Excerpt>
>> START

We called it at that point, as Patch was going to leave, and I didn’t have much more that I could do (the D7C had shot out the phasers earlier, and the D6 only had two points in the capacitors). We both had problems with dice early on, the D6 especially rolling poorly enough that I was thinking of the old stories of Klingon players marking off crew units when they missed…. However, when it came down to it on turn 5, I got good, if not great, dice for a solid hit through an intact shield. It’s the sort of thing I’d been afraid of getting hit with from Patch the entire time. And he got a good chance on turn 6, where at least I’d presented the option of firing on the D6 with the intact shield or the D7C which was further away. As it was, his dice were terrible on that point, and Patch did not want to hang around when he was down six phasers and a good amount of power.

>> END

Your task>
Extend the battle report about the D6 and D7C past its last sentence. The data that comes next has no connection to the battle report above.

Stored data>
>> START

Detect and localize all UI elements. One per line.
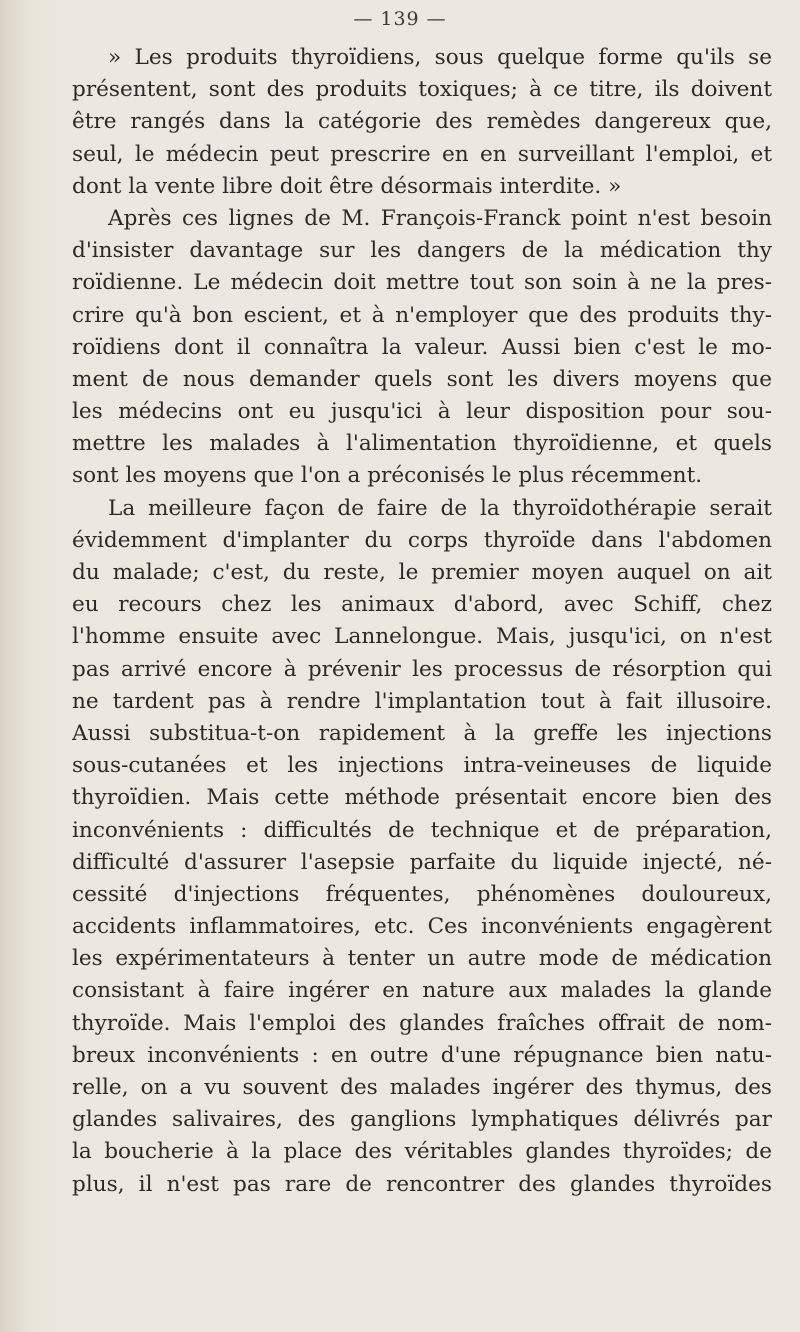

>> END

The reply>
I got 5 points for the difference in BPV, and another 32 for both of Patch’s ships taking max T-bombs, and 25% of his BPV for forcing disengagement (63.5). Patch got 20 points for my drone upgrades and one T-bomb per ship, and 10% of the D7C’s BPV for doing internals (13.6). That is 100.5 to 33.6 and a Substantive Victory for me (just shy of Decisive).

Patch said the CS does feel nicely flexible next to the CA, the extra power at speed meant he generally had some in transporters (presumably the spare fractions) and had more for EW. My first round of internals showed just how dangerous it is to have minimal aft hull though. Four 8s meant he lost the hull and the APR on a fairly small set of internals, and it’s not that unlikely.

I was also noticing that Patch was facing the same difficulties I’m seeing in soloing a Fed vs Klingon campaign in my spare time. I’ve seen it stressed that the problem with the disruptor is that you have to get into firing position twice to match the damage from the photon torpedo once. However, the one-turn arming cycle means that you can take whatever opportunity presents itself. With a photon torpedo you tend to want to find a “good” opportunity instead of merely an “adequate” one, and Federation ships can end up waiting through quite a pummeling. This is only made worse by the proverbially iffy nature of getting hits with them. As speeds move up, this becomes more of a problem, and I really don’t understand why UIM and DERFACS (especially) were seen as necessary.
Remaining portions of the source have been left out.